WORK TO BE COMPLETED: Determine how many lines hold "heading" and give only that number.

DATASET RECORDS:
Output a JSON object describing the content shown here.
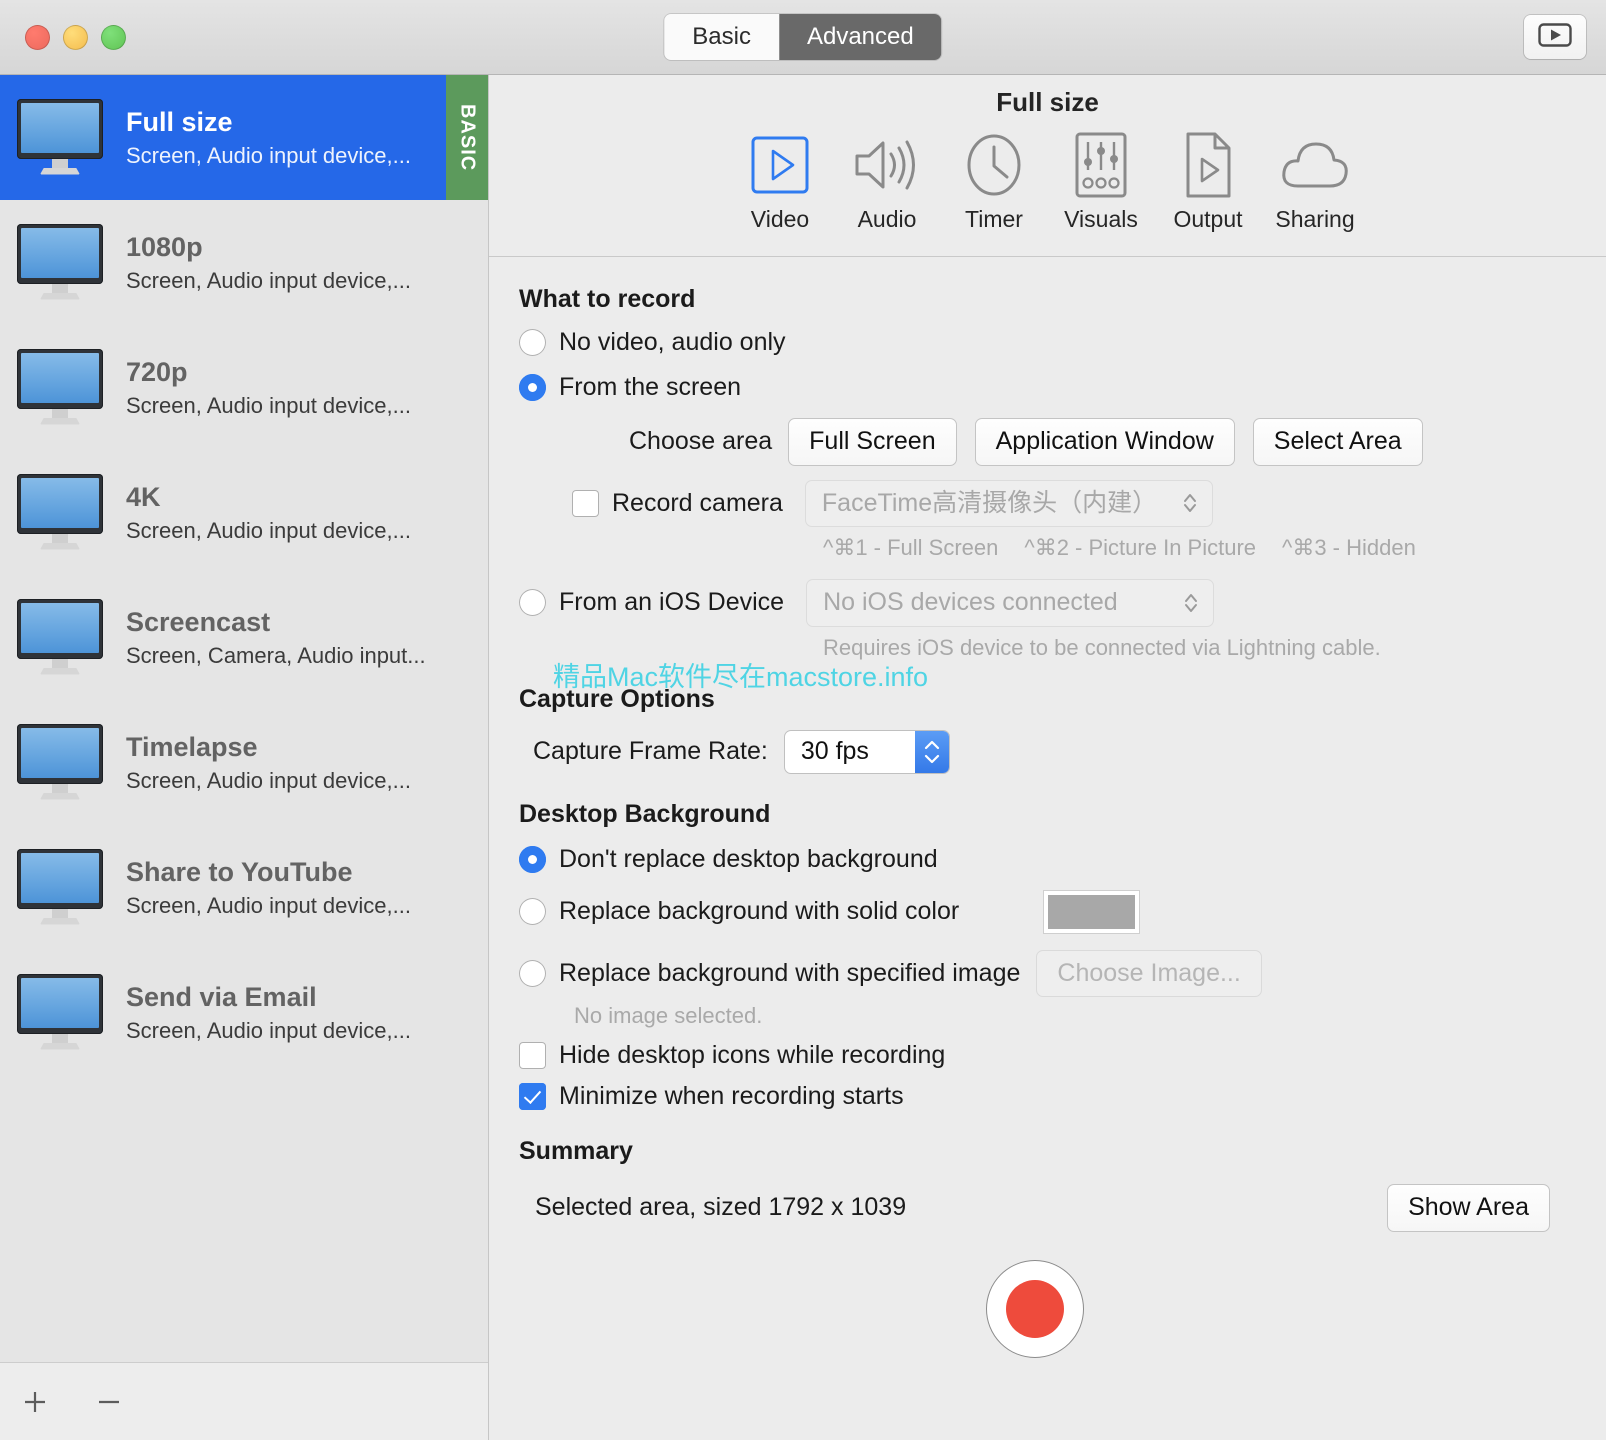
{
  "titlebar": {
    "segments": [
      {
        "label": "Basic",
        "active": false
      },
      {
        "label": "Advanced",
        "active": true
      }
    ],
    "play_button_icon": "video-play-icon"
  },
  "sidebar": {
    "presets": [
      {
        "title": "Full size",
        "subtitle": "Screen, Audio input device,...",
        "selected": true,
        "badge": "BASIC"
      },
      {
        "title": "1080p",
        "subtitle": "Screen, Audio input device,...",
        "selected": false,
        "badge": ""
      },
      {
        "title": "720p",
        "subtitle": "Screen, Audio input device,...",
        "selected": false,
        "badge": ""
      },
      {
        "title": "4K",
        "subtitle": "Screen, Audio input device,...",
        "selected": false,
        "badge": ""
      },
      {
        "title": "Screencast",
        "subtitle": "Screen, Camera, Audio input...",
        "selected": false,
        "badge": ""
      },
      {
        "title": "Timelapse",
        "subtitle": "Screen, Audio input device,...",
        "selected": false,
        "badge": ""
      },
      {
        "title": "Share to YouTube",
        "subtitle": "Screen, Audio input device,...",
        "selected": false,
        "badge": ""
      },
      {
        "title": "Send via Email",
        "subtitle": "Screen, Audio input device,...",
        "selected": false,
        "badge": ""
      }
    ],
    "footer": {
      "add_label": "+",
      "remove_label": "−"
    }
  },
  "main": {
    "title": "Full size",
    "toolbar": [
      {
        "label": "Video",
        "icon": "video-play-icon",
        "selected": true
      },
      {
        "label": "Audio",
        "icon": "speaker-icon",
        "selected": false
      },
      {
        "label": "Timer",
        "icon": "clock-icon",
        "selected": false
      },
      {
        "label": "Visuals",
        "icon": "sliders-icon",
        "selected": false
      },
      {
        "label": "Output",
        "icon": "document-play-icon",
        "selected": false
      },
      {
        "label": "Sharing",
        "icon": "cloud-icon",
        "selected": false
      }
    ],
    "what_to_record": {
      "heading": "What to record",
      "option_audio_only": {
        "label": "No video, audio only",
        "selected": false
      },
      "option_from_screen": {
        "label": "From the screen",
        "selected": true
      },
      "choose_area_label": "Choose area",
      "area_buttons": [
        "Full Screen",
        "Application Window",
        "Select Area"
      ],
      "record_camera": {
        "label": "Record camera",
        "checked": false
      },
      "camera_select_value": "FaceTime高清摄像头（内建）",
      "camera_shortcuts": [
        "^⌘1 - Full Screen",
        "^⌘2 - Picture In Picture",
        "^⌘3 - Hidden"
      ],
      "option_ios_device": {
        "label": "From an iOS Device",
        "selected": false
      },
      "ios_select_value": "No iOS devices connected",
      "ios_hint": "Requires iOS device to be connected via Lightning cable."
    },
    "capture_options": {
      "heading": "Capture Options",
      "frame_rate_label": "Capture Frame Rate:",
      "frame_rate_value": "30 fps"
    },
    "desktop_background": {
      "heading": "Desktop Background",
      "option_dont_replace": {
        "label": "Don't replace desktop background",
        "selected": true
      },
      "option_solid_color": {
        "label": "Replace background with solid color",
        "selected": false
      },
      "solid_color_swatch": "#a8a8a8",
      "option_specified_image": {
        "label": "Replace background with specified image",
        "selected": false
      },
      "choose_image_button": "Choose Image...",
      "no_image_text": "No image selected.",
      "hide_icons": {
        "label": "Hide desktop icons while recording",
        "checked": false
      },
      "minimize_on_start": {
        "label": "Minimize when recording starts",
        "checked": true
      }
    },
    "summary": {
      "heading": "Summary",
      "text": "Selected area, sized 1792 x 1039",
      "show_area_button": "Show Area"
    },
    "record_button_label": "record-button"
  },
  "watermark": {
    "text": "精品Mac软件尽在macstore.info",
    "color": "#4fd4e4"
  }
}
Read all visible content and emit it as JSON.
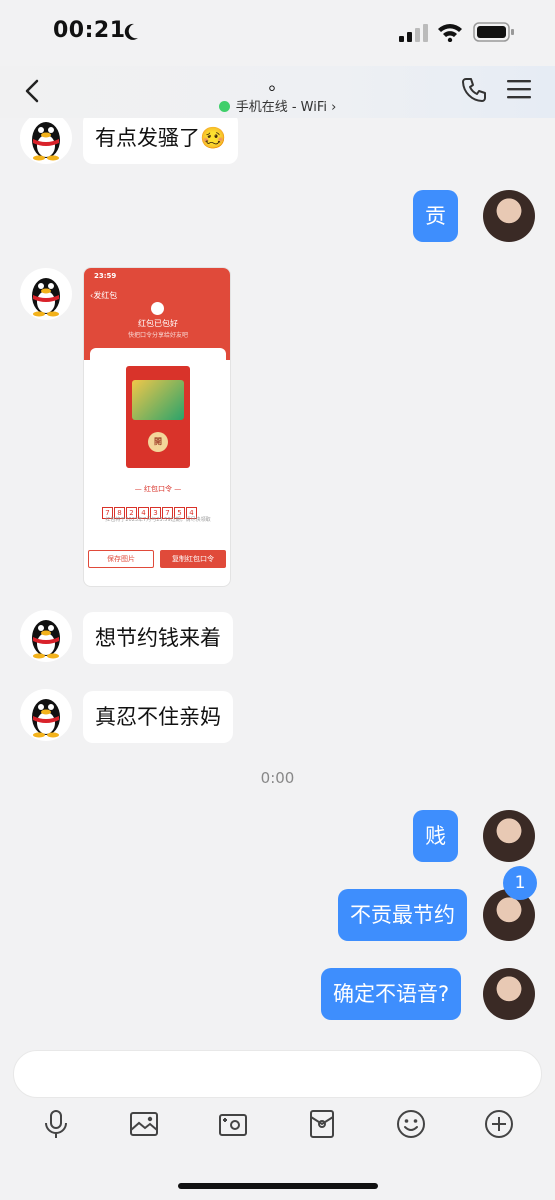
{
  "status_bar": {
    "time": "00:21"
  },
  "nav": {
    "title": "。",
    "online_status": "手机在线 - WiFi ›"
  },
  "messages": [
    {
      "side": "left",
      "text": "有点发骚了🥴"
    },
    {
      "side": "right",
      "text": "贡"
    },
    {
      "side": "left",
      "type": "image"
    },
    {
      "side": "left",
      "text": "想节约钱来着"
    },
    {
      "side": "left",
      "text": "真忍不住亲妈"
    },
    {
      "side": "right",
      "text": "贱"
    },
    {
      "side": "right",
      "text": "不贡最节约"
    },
    {
      "side": "right",
      "text": "确定不语音?"
    }
  ],
  "timestamp": "0:00",
  "image_card": {
    "time": "23:59",
    "back_label": "‹发红包",
    "title": "红包已包好",
    "subtitle": "快把口令分享给好友吧",
    "seal": "開",
    "code_label": "— 红包口令 —",
    "code_digits": [
      "7",
      "8",
      "2",
      "4",
      "3",
      "7",
      "5",
      "4"
    ],
    "code_note": "红包将于2023年7月与23:59过期，请尽快领取",
    "save_button": "保存图片",
    "copy_button": "复制红包口令"
  },
  "unread_count": "1",
  "toolbar": [
    "mic-icon",
    "image-icon",
    "camera-icon",
    "red-packet-icon",
    "emoji-icon",
    "plus-icon"
  ]
}
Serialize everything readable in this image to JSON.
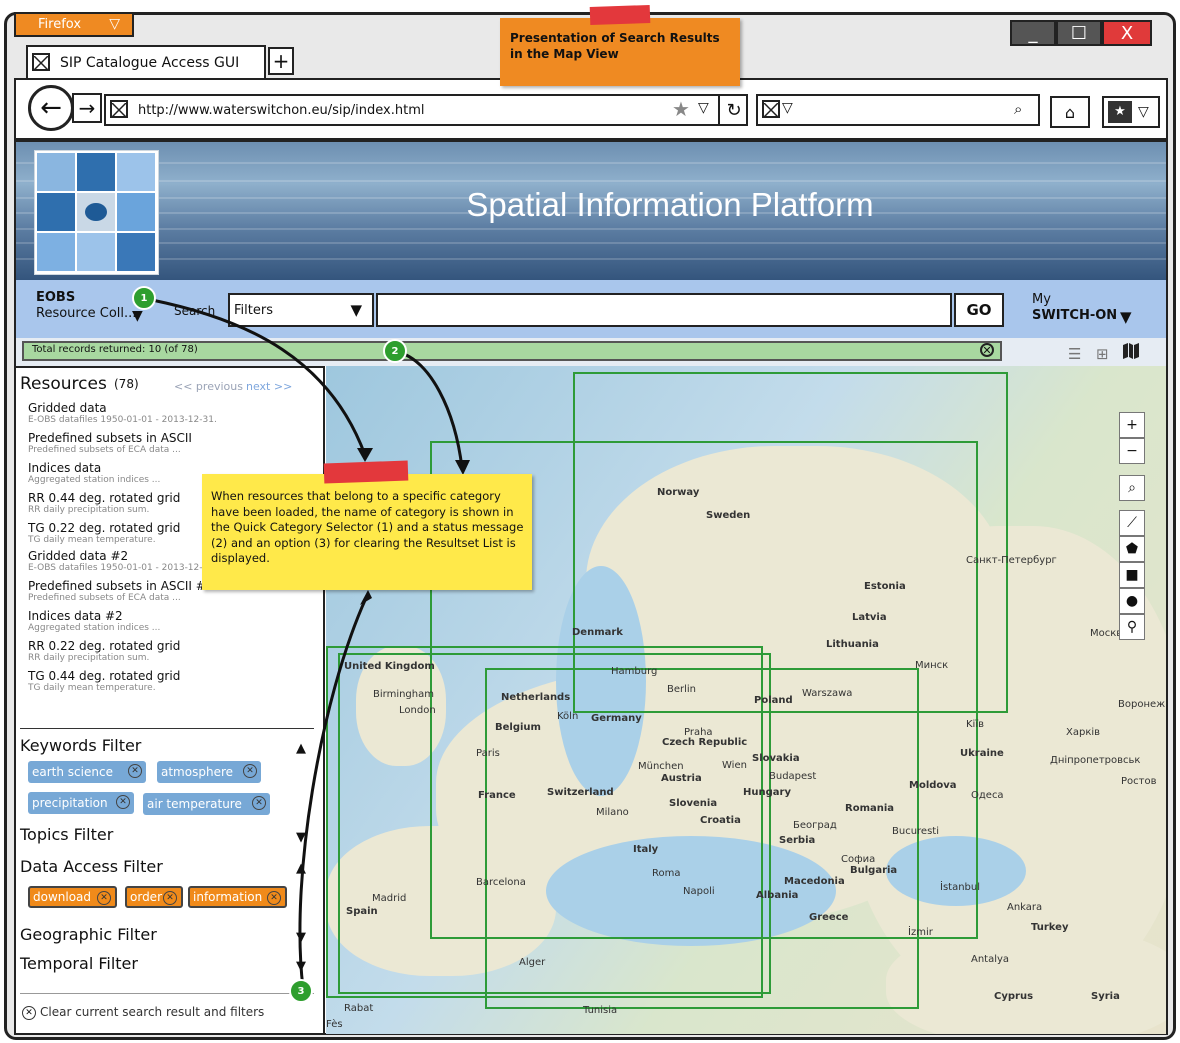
{
  "browser": {
    "app_name": "Firefox",
    "tab_title": "SIP Catalogue Access GUI",
    "new_tab": "+",
    "url": "http://www.waterswitchon.eu/sip/index.html",
    "window_controls": {
      "minimize": "_",
      "maximize": "☐",
      "close": "X"
    }
  },
  "notes": {
    "top": "Presentation of Search Results in the Map View",
    "main": "When resources that belong to a specific category have been loaded, the name of category is shown in the Quick Category Selector (1) and a status message (2) and an option (3) for clearing the Resultset List is displayed.",
    "badges": [
      "1",
      "2",
      "3"
    ]
  },
  "header": {
    "title": "Spatial Information Platform"
  },
  "toolbar": {
    "category": "EOBS",
    "collection": "Resource Coll...",
    "search_label": "Search",
    "filter_select": "Filters",
    "go_label": "GO",
    "my_label": "My",
    "switchon_label": "SWITCH-ON"
  },
  "status": {
    "text": "Total records returned: 10 (of 78)"
  },
  "resources": {
    "title": "Resources",
    "count": "(78)",
    "prev": "<< previous",
    "next": "next >>",
    "items": [
      {
        "title": "Gridded data",
        "sub": "E-OBS datafiles 1950-01-01 - 2013-12-31."
      },
      {
        "title": "Predefined subsets in ASCII",
        "sub": "Predefined subsets of ECA data ..."
      },
      {
        "title": "Indices data",
        "sub": "Aggregated station indices ..."
      },
      {
        "title": "RR 0.44 deg. rotated grid",
        "sub": "RR daily precipitation sum."
      },
      {
        "title": "TG 0.22 deg. rotated grid",
        "sub": "TG daily mean temperature."
      },
      {
        "title": "Gridded data #2",
        "sub": "E-OBS datafiles 1950-01-01 - 2013-12-31."
      },
      {
        "title": "Predefined subsets in ASCII #2",
        "sub": "Predefined subsets of ECA data ..."
      },
      {
        "title": "Indices data #2",
        "sub": "Aggregated station indices ..."
      },
      {
        "title": "RR 0.22 deg. rotated grid",
        "sub": "RR daily precipitation sum."
      },
      {
        "title": "TG 0.44 deg. rotated grid",
        "sub": "TG daily mean temperature."
      }
    ]
  },
  "filters": {
    "keywords": {
      "title": "Keywords Filter",
      "chips": [
        "earth science",
        "atmosphere",
        "precipitation",
        "air temperature"
      ]
    },
    "topics": {
      "title": "Topics Filter"
    },
    "data_access": {
      "title": "Data Access Filter",
      "chips": [
        "download",
        "order",
        "information"
      ]
    },
    "geographic": {
      "title": "Geographic Filter"
    },
    "temporal": {
      "title": "Temporal Filter"
    },
    "clear_all": "Clear current search result and filters"
  },
  "map": {
    "countries": [
      "Norway",
      "Sweden",
      "Estonia",
      "Latvia",
      "Lithuania",
      "Denmark",
      "United Kingdom",
      "Netherlands",
      "Belgium",
      "Germany",
      "Poland",
      "Czech Republic",
      "Slovakia",
      "Austria",
      "Hungary",
      "Ukraine",
      "Moldova",
      "Romania",
      "Switzerland",
      "Slovenia",
      "Croatia",
      "Serbia",
      "Italy",
      "Bulgaria",
      "Macedonia",
      "Albania",
      "Greece",
      "Turkey",
      "Spain",
      "France",
      "Cyprus",
      "Syria"
    ],
    "cities": [
      "Санкт-Петербург",
      "Москва",
      "Минск",
      "Hamburg",
      "Berlin",
      "Warszawa",
      "Birmingham",
      "London",
      "Köln",
      "Praha",
      "Kiїв",
      "Харків",
      "Воронеж",
      "Дніпропетровськ",
      "Ростов",
      "Paris",
      "München",
      "Wien",
      "Budapest",
      "Одеса",
      "Milano",
      "Београд",
      "Bucuresti",
      "Софиа",
      "Roma",
      "Napoli",
      "Barcelona",
      "Madrid",
      "İstanbul",
      "Ankara",
      "İzmir",
      "Antalya",
      "Alger",
      "Tunisia",
      "Fès",
      "Rabat"
    ],
    "controls": [
      "+",
      "−"
    ]
  },
  "colors": {
    "banner": "#4a6d94",
    "toolbar": "#a9c6ec",
    "status": "#a8d8a0",
    "note_orange": "#ef8a22",
    "note_yellow": "#ffe94a",
    "box_green": "#2e9b38",
    "chip_blue": "#77a8d6",
    "chip_orange": "#f08a1a"
  }
}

RESULT: 4